• [WHAT YOU ARE ASKED TO DO]
Gather the lines below that include the string "silicona", copying each in full.

• [EXERCISE MATERIALS]

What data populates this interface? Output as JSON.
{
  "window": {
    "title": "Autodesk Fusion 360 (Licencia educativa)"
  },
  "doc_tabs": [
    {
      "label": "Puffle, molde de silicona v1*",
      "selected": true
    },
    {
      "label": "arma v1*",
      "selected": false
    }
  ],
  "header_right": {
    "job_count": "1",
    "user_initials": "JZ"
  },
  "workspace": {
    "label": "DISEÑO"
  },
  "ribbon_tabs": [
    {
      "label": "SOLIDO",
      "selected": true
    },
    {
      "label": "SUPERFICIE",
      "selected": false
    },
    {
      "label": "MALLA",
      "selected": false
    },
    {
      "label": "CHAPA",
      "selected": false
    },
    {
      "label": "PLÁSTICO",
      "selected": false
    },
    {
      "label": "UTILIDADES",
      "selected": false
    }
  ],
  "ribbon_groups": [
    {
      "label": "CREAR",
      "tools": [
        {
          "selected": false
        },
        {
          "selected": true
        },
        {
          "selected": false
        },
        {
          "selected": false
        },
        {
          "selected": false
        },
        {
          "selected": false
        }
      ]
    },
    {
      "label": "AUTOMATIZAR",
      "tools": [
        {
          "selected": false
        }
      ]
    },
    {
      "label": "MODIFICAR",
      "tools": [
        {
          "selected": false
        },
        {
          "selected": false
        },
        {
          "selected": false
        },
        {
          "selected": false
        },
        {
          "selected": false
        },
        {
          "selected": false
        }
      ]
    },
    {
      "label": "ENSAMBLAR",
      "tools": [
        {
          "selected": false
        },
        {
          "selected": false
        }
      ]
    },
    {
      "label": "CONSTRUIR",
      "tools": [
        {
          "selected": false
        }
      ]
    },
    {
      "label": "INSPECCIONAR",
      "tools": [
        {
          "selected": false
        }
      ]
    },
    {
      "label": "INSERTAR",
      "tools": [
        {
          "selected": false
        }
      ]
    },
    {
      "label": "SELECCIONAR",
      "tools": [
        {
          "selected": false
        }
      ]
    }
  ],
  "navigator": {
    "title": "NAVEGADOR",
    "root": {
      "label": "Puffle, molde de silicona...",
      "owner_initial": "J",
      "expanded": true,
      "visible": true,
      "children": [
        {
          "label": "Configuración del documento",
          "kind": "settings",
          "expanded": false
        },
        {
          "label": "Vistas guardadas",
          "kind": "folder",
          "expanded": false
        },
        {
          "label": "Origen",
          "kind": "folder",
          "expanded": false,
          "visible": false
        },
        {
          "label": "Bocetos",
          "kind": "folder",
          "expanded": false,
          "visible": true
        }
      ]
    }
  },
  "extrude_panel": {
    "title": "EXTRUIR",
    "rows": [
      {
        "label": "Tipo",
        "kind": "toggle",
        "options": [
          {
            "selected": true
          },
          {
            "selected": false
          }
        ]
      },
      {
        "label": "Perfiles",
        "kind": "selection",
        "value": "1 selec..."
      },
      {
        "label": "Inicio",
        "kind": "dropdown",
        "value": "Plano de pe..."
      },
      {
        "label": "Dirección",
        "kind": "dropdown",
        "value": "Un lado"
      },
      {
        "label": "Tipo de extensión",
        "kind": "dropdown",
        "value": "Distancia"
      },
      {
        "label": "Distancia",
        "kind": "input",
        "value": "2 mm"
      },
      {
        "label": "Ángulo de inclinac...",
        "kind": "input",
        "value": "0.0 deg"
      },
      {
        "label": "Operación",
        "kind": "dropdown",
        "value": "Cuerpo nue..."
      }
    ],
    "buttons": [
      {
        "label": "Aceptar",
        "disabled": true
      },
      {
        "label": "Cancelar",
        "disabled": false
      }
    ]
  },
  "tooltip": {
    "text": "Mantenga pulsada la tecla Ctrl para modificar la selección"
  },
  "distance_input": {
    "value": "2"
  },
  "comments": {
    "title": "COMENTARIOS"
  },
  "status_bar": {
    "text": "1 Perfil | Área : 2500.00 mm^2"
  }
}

• [EXPECTED ANSWER]
      "label": "Puffle, molde de silicona v1*",
      "label": "Puffle, molde de silicona...",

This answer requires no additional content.